# AIM OF THE EXERCISE
Output every entry exactly as written.
## Start
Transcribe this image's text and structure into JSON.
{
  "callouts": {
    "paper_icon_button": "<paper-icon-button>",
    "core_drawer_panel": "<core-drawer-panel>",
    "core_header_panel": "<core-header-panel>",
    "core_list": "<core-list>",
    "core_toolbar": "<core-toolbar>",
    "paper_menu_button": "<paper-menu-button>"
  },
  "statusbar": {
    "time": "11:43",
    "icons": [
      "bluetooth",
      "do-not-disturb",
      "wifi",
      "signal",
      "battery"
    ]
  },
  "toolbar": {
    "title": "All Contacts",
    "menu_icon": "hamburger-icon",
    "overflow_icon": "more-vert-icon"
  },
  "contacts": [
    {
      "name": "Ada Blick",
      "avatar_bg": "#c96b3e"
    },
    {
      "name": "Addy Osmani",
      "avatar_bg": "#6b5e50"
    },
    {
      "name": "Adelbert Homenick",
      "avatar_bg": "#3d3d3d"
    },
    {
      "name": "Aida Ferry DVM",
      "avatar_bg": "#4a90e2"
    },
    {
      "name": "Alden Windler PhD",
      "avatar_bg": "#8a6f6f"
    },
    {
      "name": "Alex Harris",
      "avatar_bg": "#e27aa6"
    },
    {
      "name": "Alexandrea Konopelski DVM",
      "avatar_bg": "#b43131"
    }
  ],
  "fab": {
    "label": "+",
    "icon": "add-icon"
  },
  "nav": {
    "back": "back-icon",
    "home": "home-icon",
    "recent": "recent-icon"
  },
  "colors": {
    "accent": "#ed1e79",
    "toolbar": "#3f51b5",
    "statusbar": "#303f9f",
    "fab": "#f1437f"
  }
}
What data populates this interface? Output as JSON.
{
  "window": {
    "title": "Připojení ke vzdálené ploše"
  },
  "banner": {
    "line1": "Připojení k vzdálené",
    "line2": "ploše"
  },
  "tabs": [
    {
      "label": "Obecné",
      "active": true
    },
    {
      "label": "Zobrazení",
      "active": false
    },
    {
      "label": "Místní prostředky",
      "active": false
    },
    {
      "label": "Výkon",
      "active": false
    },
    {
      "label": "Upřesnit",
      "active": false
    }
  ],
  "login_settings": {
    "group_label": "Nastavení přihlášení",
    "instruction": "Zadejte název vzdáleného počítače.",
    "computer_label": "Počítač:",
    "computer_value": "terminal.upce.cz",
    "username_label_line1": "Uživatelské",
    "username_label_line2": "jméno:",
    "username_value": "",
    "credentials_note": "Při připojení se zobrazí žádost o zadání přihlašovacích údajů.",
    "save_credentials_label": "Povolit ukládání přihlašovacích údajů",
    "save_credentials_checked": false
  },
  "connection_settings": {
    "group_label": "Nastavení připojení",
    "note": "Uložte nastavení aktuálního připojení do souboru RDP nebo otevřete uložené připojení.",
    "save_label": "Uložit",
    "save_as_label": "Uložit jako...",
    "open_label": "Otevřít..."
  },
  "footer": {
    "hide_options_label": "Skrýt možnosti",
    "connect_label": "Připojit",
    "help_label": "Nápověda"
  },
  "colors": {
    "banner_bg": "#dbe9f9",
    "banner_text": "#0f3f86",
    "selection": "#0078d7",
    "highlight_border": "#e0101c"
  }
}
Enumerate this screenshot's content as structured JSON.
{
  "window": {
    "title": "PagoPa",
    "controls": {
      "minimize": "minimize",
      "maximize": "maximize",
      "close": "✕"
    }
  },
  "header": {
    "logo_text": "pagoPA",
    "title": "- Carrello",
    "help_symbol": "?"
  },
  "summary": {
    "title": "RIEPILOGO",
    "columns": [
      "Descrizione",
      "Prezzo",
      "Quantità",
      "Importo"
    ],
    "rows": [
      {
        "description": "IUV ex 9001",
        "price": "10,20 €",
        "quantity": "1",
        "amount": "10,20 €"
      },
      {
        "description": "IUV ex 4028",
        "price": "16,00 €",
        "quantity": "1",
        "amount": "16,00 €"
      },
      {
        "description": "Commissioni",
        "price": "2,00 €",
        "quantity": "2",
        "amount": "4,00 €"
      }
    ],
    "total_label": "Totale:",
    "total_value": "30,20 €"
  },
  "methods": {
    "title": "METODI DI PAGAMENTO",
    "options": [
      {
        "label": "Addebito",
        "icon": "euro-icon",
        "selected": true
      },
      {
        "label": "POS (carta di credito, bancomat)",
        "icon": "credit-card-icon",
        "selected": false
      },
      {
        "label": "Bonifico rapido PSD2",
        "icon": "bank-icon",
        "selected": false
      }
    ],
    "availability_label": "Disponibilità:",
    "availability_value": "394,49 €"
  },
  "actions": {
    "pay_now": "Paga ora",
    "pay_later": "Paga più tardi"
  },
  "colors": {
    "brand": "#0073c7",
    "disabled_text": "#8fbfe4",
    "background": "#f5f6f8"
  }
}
## End
# THE REPLY
Transcribe this image's text and structure into JSON.
{
  "callouts": {
    "paper_icon_button": "<paper-icon-button>",
    "core_drawer_panel": "<core-drawer-panel>",
    "core_header_panel": "<core-header-panel>",
    "core_list": "<core-list>",
    "core_toolbar": "<core-toolbar>",
    "paper_menu_button": "<paper-menu-button>"
  },
  "statusbar": {
    "time": "11:43",
    "icons": [
      "bluetooth",
      "do-not-disturb",
      "wifi",
      "signal",
      "battery"
    ]
  },
  "toolbar": {
    "title": "All Contacts",
    "menu_icon": "hamburger-icon",
    "overflow_icon": "more-vert-icon"
  },
  "contacts": [
    {
      "name": "Ada Blick",
      "avatar_bg": "#c96b3e"
    },
    {
      "name": "Addy Osmani",
      "avatar_bg": "#6b5e50"
    },
    {
      "name": "Adelbert Homenick",
      "avatar_bg": "#3d3d3d"
    },
    {
      "name": "Aida Ferry DVM",
      "avatar_bg": "#4a90e2"
    },
    {
      "name": "Alden Windler PhD",
      "avatar_bg": "#8a6f6f"
    },
    {
      "name": "Alex Harris",
      "avatar_bg": "#e27aa6"
    },
    {
      "name": "Alexandrea Konopelski DVM",
      "avatar_bg": "#b43131"
    }
  ],
  "fab": {
    "label": "+",
    "icon": "add-icon"
  },
  "nav": {
    "back": "back-icon",
    "home": "home-icon",
    "recent": "recent-icon"
  },
  "colors": {
    "accent": "#ed1e79",
    "toolbar": "#3f51b5",
    "statusbar": "#303f9f",
    "fab": "#f1437f"
  }
}
What data populates this interface? Output as JSON.
{
  "window": {
    "title": "Připojení ke vzdálené ploše"
  },
  "banner": {
    "line1": "Připojení k vzdálené",
    "line2": "ploše"
  },
  "tabs": [
    {
      "label": "Obecné",
      "active": true
    },
    {
      "label": "Zobrazení",
      "active": false
    },
    {
      "label": "Místní prostředky",
      "active": false
    },
    {
      "label": "Výkon",
      "active": false
    },
    {
      "label": "Upřesnit",
      "active": false
    }
  ],
  "login_settings": {
    "group_label": "Nastavení přihlášení",
    "instruction": "Zadejte název vzdáleného počítače.",
    "computer_label": "Počítač:",
    "computer_value": "terminal.upce.cz",
    "username_label_line1": "Uživatelské",
    "username_label_line2": "jméno:",
    "username_value": "",
    "credentials_note": "Při připojení se zobrazí žádost o zadání přihlašovacích údajů.",
    "save_credentials_label": "Povolit ukládání přihlašovacích údajů",
    "save_credentials_checked": false
  },
  "connection_settings": {
    "group_label": "Nastavení připojení",
    "note": "Uložte nastavení aktuálního připojení do souboru RDP nebo otevřete uložené připojení.",
    "save_label": "Uložit",
    "save_as_label": "Uložit jako...",
    "open_label": "Otevřít..."
  },
  "footer": {
    "hide_options_label": "Skrýt možnosti",
    "connect_label": "Připojit",
    "help_label": "Nápověda"
  },
  "colors": {
    "banner_bg": "#dbe9f9",
    "banner_text": "#0f3f86",
    "selection": "#0078d7",
    "highlight_border": "#e0101c"
  }
}
Enumerate this screenshot's content as structured JSON.
{
  "window": {
    "title": "PagoPa",
    "controls": {
      "minimize": "minimize",
      "maximize": "maximize",
      "close": "✕"
    }
  },
  "header": {
    "logo_text": "pagoPA",
    "title": "- Carrello",
    "help_symbol": "?"
  },
  "summary": {
    "title": "RIEPILOGO",
    "columns": [
      "Descrizione",
      "Prezzo",
      "Quantità",
      "Importo"
    ],
    "rows": [
      {
        "description": "IUV ex 9001",
        "price": "10,20 €",
        "quantity": "1",
        "amount": "10,20 €"
      },
      {
        "description": "IUV ex 4028",
        "price": "16,00 €",
        "quantity": "1",
        "amount": "16,00 €"
      },
      {
        "description": "Commissioni",
        "price": "2,00 €",
        "quantity": "2",
        "amount": "4,00 €"
      }
    ],
    "total_label": "Totale:",
    "total_value": "30,20 €"
  },
  "methods": {
    "title": "METODI DI PAGAMENTO",
    "options": [
      {
        "label": "Addebito",
        "icon": "euro-icon",
        "selected": true
      },
      {
        "label": "POS (carta di credito, bancomat)",
        "icon": "credit-card-icon",
        "selected": false
      },
      {
        "label": "Bonifico rapido PSD2",
        "icon": "bank-icon",
        "selected": false
      }
    ],
    "availability_label": "Disponibilità:",
    "availability_value": "394,49 €"
  },
  "actions": {
    "pay_now": "Paga ora",
    "pay_later": "Paga più tardi"
  },
  "colors": {
    "brand": "#0073c7",
    "disabled_text": "#8fbfe4",
    "background": "#f5f6f8"
  }
}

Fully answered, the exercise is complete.